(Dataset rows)
=====
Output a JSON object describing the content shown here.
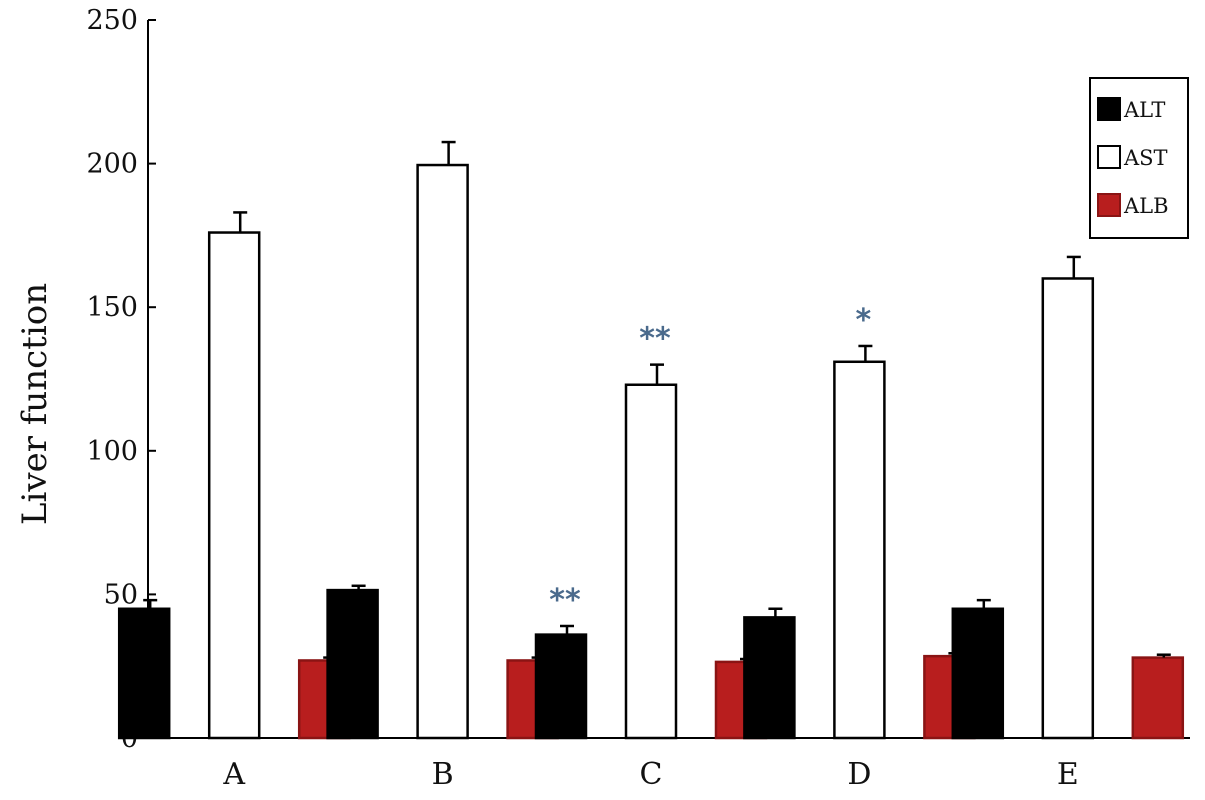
{
  "chart_data": {
    "type": "bar",
    "title": "",
    "xlabel": "",
    "ylabel": "Liver function",
    "ylim": [
      0,
      250
    ],
    "yticks": [
      0,
      50,
      100,
      150,
      200,
      250
    ],
    "categories": [
      "A",
      "B",
      "C",
      "D",
      "E"
    ],
    "grid": false,
    "legend": "top-right",
    "series": [
      {
        "name": "ALT",
        "color": "#000000",
        "values": [
          45,
          51.5,
          36,
          42,
          45
        ],
        "errors": [
          3,
          1.5,
          3,
          3,
          3
        ],
        "annotations": [
          "",
          "",
          "**",
          "",
          ""
        ]
      },
      {
        "name": "AST",
        "color": "#ffffff",
        "values": [
          176,
          199.5,
          123,
          131,
          160
        ],
        "errors": [
          7,
          8,
          7,
          5.5,
          7.5
        ],
        "annotations": [
          "",
          "",
          "**",
          "*",
          ""
        ]
      },
      {
        "name": "ALB",
        "color": "#b81e1e",
        "values": [
          27,
          27,
          26.5,
          28.5,
          28
        ],
        "errors": [
          1,
          1,
          1,
          1,
          1
        ],
        "annotations": [
          "",
          "",
          "",
          "",
          ""
        ]
      }
    ]
  }
}
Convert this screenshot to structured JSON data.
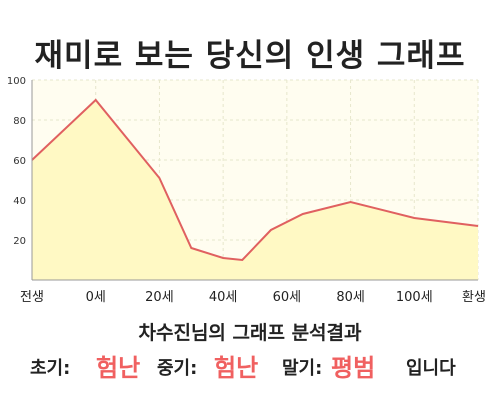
{
  "title": "재미로 보는 당신의 인생 그래프",
  "chart_data": {
    "type": "area",
    "x": [
      "전생",
      "0세",
      "20세",
      "40세",
      "60세",
      "80세",
      "100세",
      "환생"
    ],
    "x_values": [
      -20,
      0,
      20,
      40,
      60,
      80,
      100,
      120
    ],
    "points": [
      {
        "x": -20,
        "y": 60
      },
      {
        "x": 0,
        "y": 90
      },
      {
        "x": 20,
        "y": 51
      },
      {
        "x": 30,
        "y": 16
      },
      {
        "x": 40,
        "y": 11
      },
      {
        "x": 46,
        "y": 10
      },
      {
        "x": 55,
        "y": 25
      },
      {
        "x": 65,
        "y": 33
      },
      {
        "x": 80,
        "y": 39
      },
      {
        "x": 100,
        "y": 31
      },
      {
        "x": 120,
        "y": 27
      }
    ],
    "yticks": [
      20,
      40,
      60,
      80,
      100
    ],
    "ylim": [
      0,
      100
    ],
    "xlim": [
      -20,
      120
    ],
    "grid": true,
    "colors": {
      "fill": "#fff9c4",
      "line": "#e06060",
      "plot_bg": "#fffdf0",
      "grid": "#e6e6cc"
    }
  },
  "result": {
    "subject": "차수진님의 그래프 분석결과",
    "early_label": "초기:",
    "early_value": "험난",
    "mid_label": "중기:",
    "mid_value": "험난",
    "late_label": "말기:",
    "late_value": "평범",
    "ending": "입니다"
  }
}
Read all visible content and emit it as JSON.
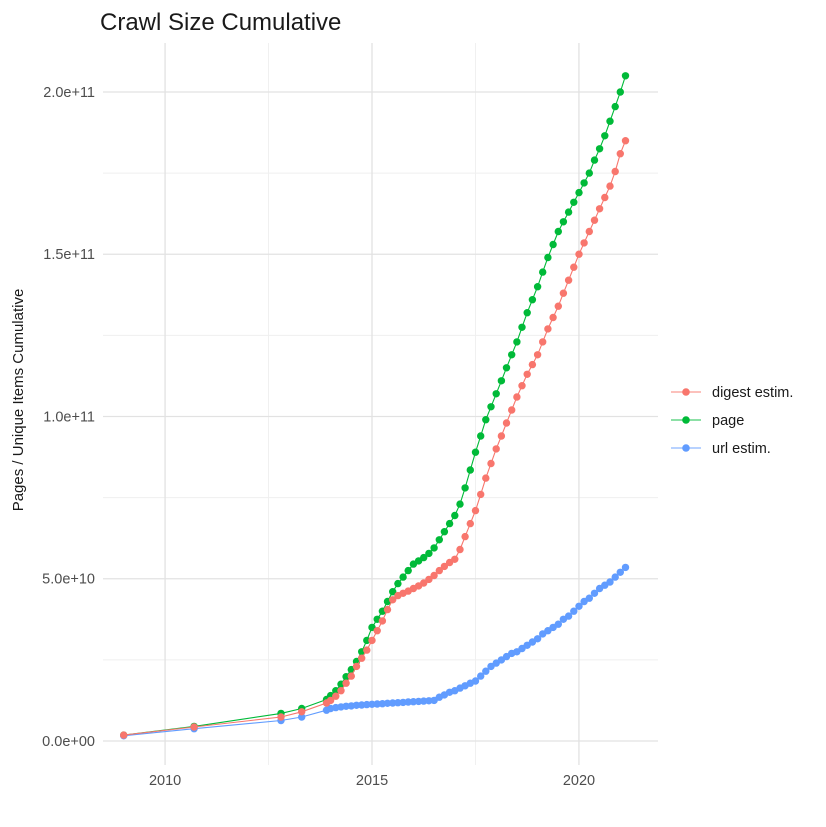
{
  "chart_data": {
    "type": "scatter",
    "title": "Crawl Size Cumulative",
    "xlabel": "",
    "ylabel": "Pages / Unique Items Cumulative",
    "value_unit": "billions of pages (1e9); tick labels shown in scientific notation",
    "grid": true,
    "legend_position": "right-center",
    "background_color": "#FFFFFF",
    "grid_major_color": "#E2E2E2",
    "grid_minor_color": "#EFEFEF",
    "xlim": [
      2008.5,
      2021.91
    ],
    "ylim": [
      -7.4,
      215.1
    ],
    "x_major_ticks": [
      {
        "v": 2010,
        "label": "2010"
      },
      {
        "v": 2015,
        "label": "2015"
      },
      {
        "v": 2020,
        "label": "2020"
      }
    ],
    "x_minor_ticks": [
      2012.5,
      2017.5
    ],
    "y_major_ticks": [
      {
        "v": 0,
        "label": "0.0e+00"
      },
      {
        "v": 50,
        "label": "5.0e+10"
      },
      {
        "v": 100,
        "label": "1.0e+11"
      },
      {
        "v": 150,
        "label": "1.5e+11"
      },
      {
        "v": 200,
        "label": "2.0e+11"
      }
    ],
    "y_minor_ticks": [
      25,
      75,
      125,
      175
    ],
    "legend": [
      {
        "key": "digest-estim",
        "name": "digest estim.",
        "color": "#F8766D"
      },
      {
        "key": "page",
        "name": "page",
        "color": "#00BA38"
      },
      {
        "key": "url-estim",
        "name": "url estim.",
        "color": "#619CFF"
      }
    ],
    "series": [
      {
        "key": "page",
        "name": "page",
        "color": "#00BA38",
        "points": [
          [
            2009,
            1.8
          ],
          [
            2010.7,
            4.5
          ],
          [
            2012.8,
            8.5
          ],
          [
            2013.3,
            10
          ],
          [
            2013.9,
            12.8
          ],
          [
            2014,
            14
          ],
          [
            2014.125,
            15.5
          ],
          [
            2014.25,
            17.5
          ],
          [
            2014.375,
            19.8
          ],
          [
            2014.5,
            22
          ],
          [
            2014.625,
            24.5
          ],
          [
            2014.75,
            27.5
          ],
          [
            2014.875,
            31
          ],
          [
            2015,
            35
          ],
          [
            2015.125,
            37.5
          ],
          [
            2015.25,
            40
          ],
          [
            2015.375,
            43
          ],
          [
            2015.5,
            46
          ],
          [
            2015.625,
            48.5
          ],
          [
            2015.75,
            50.5
          ],
          [
            2015.875,
            52.5
          ],
          [
            2016,
            54.5
          ],
          [
            2016.125,
            55.5
          ],
          [
            2016.25,
            56.5
          ],
          [
            2016.375,
            57.8
          ],
          [
            2016.5,
            59.5
          ],
          [
            2016.625,
            62
          ],
          [
            2016.75,
            64.5
          ],
          [
            2016.875,
            67
          ],
          [
            2017,
            69.5
          ],
          [
            2017.125,
            73
          ],
          [
            2017.25,
            78
          ],
          [
            2017.375,
            83.5
          ],
          [
            2017.5,
            89
          ],
          [
            2017.625,
            94
          ],
          [
            2017.75,
            99
          ],
          [
            2017.875,
            103
          ],
          [
            2018,
            107
          ],
          [
            2018.125,
            111
          ],
          [
            2018.25,
            115
          ],
          [
            2018.375,
            119
          ],
          [
            2018.5,
            123
          ],
          [
            2018.625,
            127.5
          ],
          [
            2018.75,
            132
          ],
          [
            2018.875,
            136
          ],
          [
            2019,
            140
          ],
          [
            2019.125,
            144.5
          ],
          [
            2019.25,
            149
          ],
          [
            2019.375,
            153
          ],
          [
            2019.5,
            157
          ],
          [
            2019.625,
            160
          ],
          [
            2019.75,
            163
          ],
          [
            2019.875,
            166
          ],
          [
            2020,
            169
          ],
          [
            2020.125,
            172
          ],
          [
            2020.25,
            175
          ],
          [
            2020.375,
            179
          ],
          [
            2020.5,
            182.5
          ],
          [
            2020.625,
            186.5
          ],
          [
            2020.75,
            191
          ],
          [
            2020.875,
            195.5
          ],
          [
            2021,
            200
          ],
          [
            2021.125,
            205
          ]
        ]
      },
      {
        "key": "url-estim",
        "name": "url estim.",
        "color": "#619CFF",
        "points": [
          [
            2009,
            1.6
          ],
          [
            2010.7,
            3.8
          ],
          [
            2012.8,
            6.3
          ],
          [
            2013.3,
            7.4
          ],
          [
            2013.9,
            9.5
          ],
          [
            2014,
            10
          ],
          [
            2014.125,
            10.3
          ],
          [
            2014.25,
            10.5
          ],
          [
            2014.375,
            10.7
          ],
          [
            2014.5,
            10.8
          ],
          [
            2014.625,
            11
          ],
          [
            2014.75,
            11.1
          ],
          [
            2014.875,
            11.2
          ],
          [
            2015,
            11.3
          ],
          [
            2015.125,
            11.4
          ],
          [
            2015.25,
            11.5
          ],
          [
            2015.375,
            11.6
          ],
          [
            2015.5,
            11.7
          ],
          [
            2015.625,
            11.8
          ],
          [
            2015.75,
            11.9
          ],
          [
            2015.875,
            12
          ],
          [
            2016,
            12.1
          ],
          [
            2016.125,
            12.2
          ],
          [
            2016.25,
            12.3
          ],
          [
            2016.375,
            12.4
          ],
          [
            2016.5,
            12.5
          ],
          [
            2016.625,
            13.5
          ],
          [
            2016.75,
            14.2
          ],
          [
            2016.875,
            15
          ],
          [
            2017,
            15.5
          ],
          [
            2017.125,
            16.3
          ],
          [
            2017.25,
            17
          ],
          [
            2017.375,
            17.8
          ],
          [
            2017.5,
            18.5
          ],
          [
            2017.625,
            20
          ],
          [
            2017.75,
            21.5
          ],
          [
            2017.875,
            23
          ],
          [
            2018,
            24
          ],
          [
            2018.125,
            25
          ],
          [
            2018.25,
            26
          ],
          [
            2018.375,
            27
          ],
          [
            2018.5,
            27.5
          ],
          [
            2018.625,
            28.5
          ],
          [
            2018.75,
            29.5
          ],
          [
            2018.875,
            30.5
          ],
          [
            2019,
            31.5
          ],
          [
            2019.125,
            33
          ],
          [
            2019.25,
            34
          ],
          [
            2019.375,
            35
          ],
          [
            2019.5,
            36
          ],
          [
            2019.625,
            37.5
          ],
          [
            2019.75,
            38.5
          ],
          [
            2019.875,
            40
          ],
          [
            2020,
            41.5
          ],
          [
            2020.125,
            43
          ],
          [
            2020.25,
            44
          ],
          [
            2020.375,
            45.5
          ],
          [
            2020.5,
            47
          ],
          [
            2020.625,
            48
          ],
          [
            2020.75,
            49
          ],
          [
            2020.875,
            50.5
          ],
          [
            2021,
            52
          ],
          [
            2021.125,
            53.5
          ]
        ]
      },
      {
        "key": "digest-estim",
        "name": "digest estim.",
        "color": "#F8766D",
        "points": [
          [
            2009,
            1.8
          ],
          [
            2010.7,
            4.3
          ],
          [
            2012.8,
            7.4
          ],
          [
            2013.3,
            9
          ],
          [
            2013.9,
            11.7
          ],
          [
            2014,
            12.5
          ],
          [
            2014.125,
            13.8
          ],
          [
            2014.25,
            15.5
          ],
          [
            2014.375,
            17.8
          ],
          [
            2014.5,
            20
          ],
          [
            2014.625,
            23
          ],
          [
            2014.75,
            25.5
          ],
          [
            2014.875,
            28
          ],
          [
            2015,
            31
          ],
          [
            2015.125,
            34
          ],
          [
            2015.25,
            37
          ],
          [
            2015.375,
            40.5
          ],
          [
            2015.5,
            43.5
          ],
          [
            2015.625,
            44.8
          ],
          [
            2015.75,
            45.5
          ],
          [
            2015.875,
            46.2
          ],
          [
            2016,
            47
          ],
          [
            2016.125,
            47.8
          ],
          [
            2016.25,
            48.7
          ],
          [
            2016.375,
            49.8
          ],
          [
            2016.5,
            51
          ],
          [
            2016.625,
            52.5
          ],
          [
            2016.75,
            53.8
          ],
          [
            2016.875,
            55
          ],
          [
            2017,
            56
          ],
          [
            2017.125,
            59
          ],
          [
            2017.25,
            63
          ],
          [
            2017.375,
            67
          ],
          [
            2017.5,
            71
          ],
          [
            2017.625,
            76
          ],
          [
            2017.75,
            81
          ],
          [
            2017.875,
            85.5
          ],
          [
            2018,
            90
          ],
          [
            2018.125,
            94
          ],
          [
            2018.25,
            98
          ],
          [
            2018.375,
            102
          ],
          [
            2018.5,
            106
          ],
          [
            2018.625,
            109.5
          ],
          [
            2018.75,
            113
          ],
          [
            2018.875,
            116
          ],
          [
            2019,
            119
          ],
          [
            2019.125,
            123
          ],
          [
            2019.25,
            127
          ],
          [
            2019.375,
            130.5
          ],
          [
            2019.5,
            134
          ],
          [
            2019.625,
            138
          ],
          [
            2019.75,
            142
          ],
          [
            2019.875,
            146
          ],
          [
            2020,
            150
          ],
          [
            2020.125,
            153.5
          ],
          [
            2020.25,
            157
          ],
          [
            2020.375,
            160.5
          ],
          [
            2020.5,
            164
          ],
          [
            2020.625,
            167.5
          ],
          [
            2020.75,
            171
          ],
          [
            2020.875,
            175.5
          ],
          [
            2021,
            181
          ],
          [
            2021.125,
            185
          ]
        ]
      }
    ]
  }
}
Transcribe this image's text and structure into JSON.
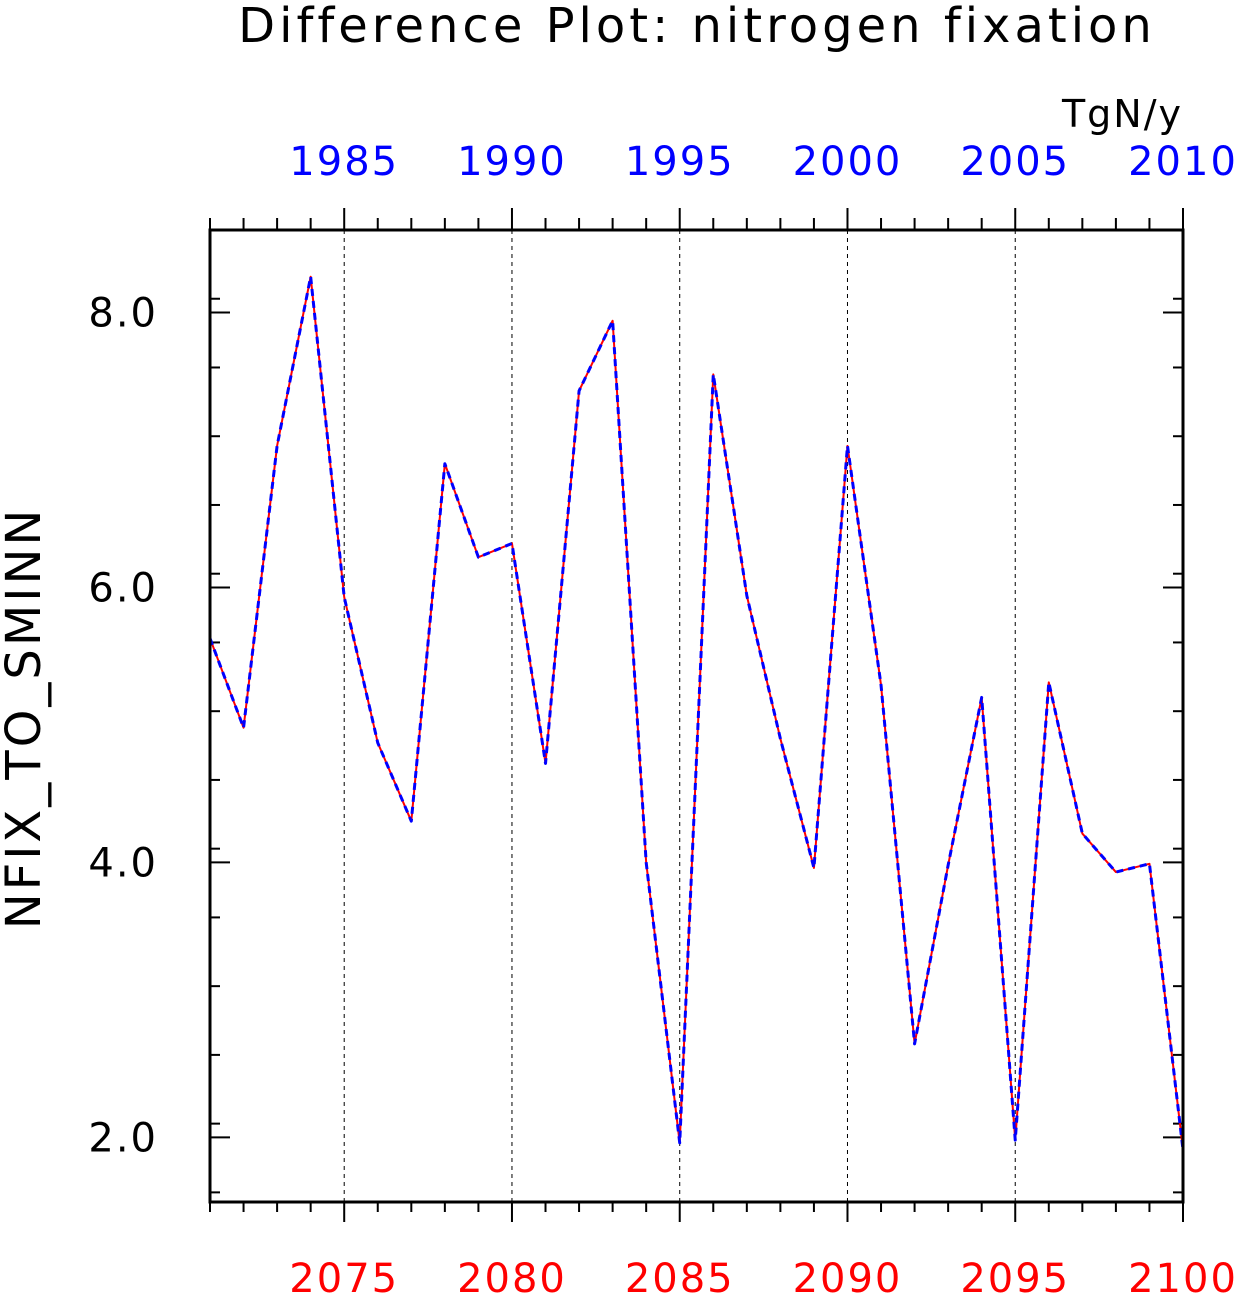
=====
(Objective) Establish how many lines of the material above hold the word "shown". Nothing but the count should be returned.

(Solution for this problem) 2